SET EXERCISE
List each line holding the string "time".

LISTING
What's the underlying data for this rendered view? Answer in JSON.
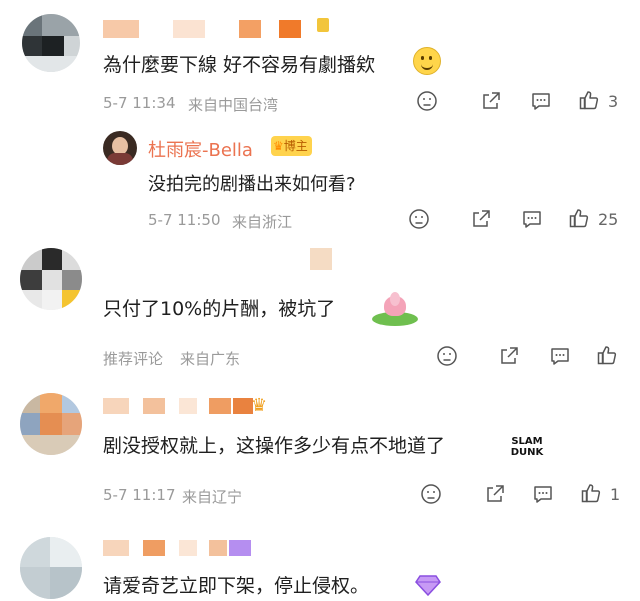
{
  "comments": [
    {
      "text": "為什麼要下線 好不容易有劇播欸",
      "time": "5-7 11:34",
      "location": "来自中国台湾",
      "likes": "3",
      "reply": {
        "username": "杜雨宸-Bella",
        "badge": "博主",
        "text": "没拍完的剧播出来如何看?",
        "time": "5-7 11:50",
        "location": "来自浙江",
        "likes": "25"
      }
    },
    {
      "text": "只付了10%的片酬，被坑了",
      "time": "推荐评论",
      "location": "来自广东",
      "likes": ""
    },
    {
      "text": "剧没授权就上，这操作多少有点不地道了",
      "sticker_text": "SLAM DUNK",
      "time": "5-7 11:17",
      "location": "来自辽宁",
      "likes": "1"
    },
    {
      "text": "请爱奇艺立即下架，停止侵权。"
    }
  ],
  "icons": [
    "dislike-icon",
    "share-icon",
    "comment-icon",
    "like-icon"
  ]
}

RESULT
      "time": "5-7 11:34",
        "time": "5-7 11:50",
      "time": "推荐评论",
      "time": "5-7 11:17",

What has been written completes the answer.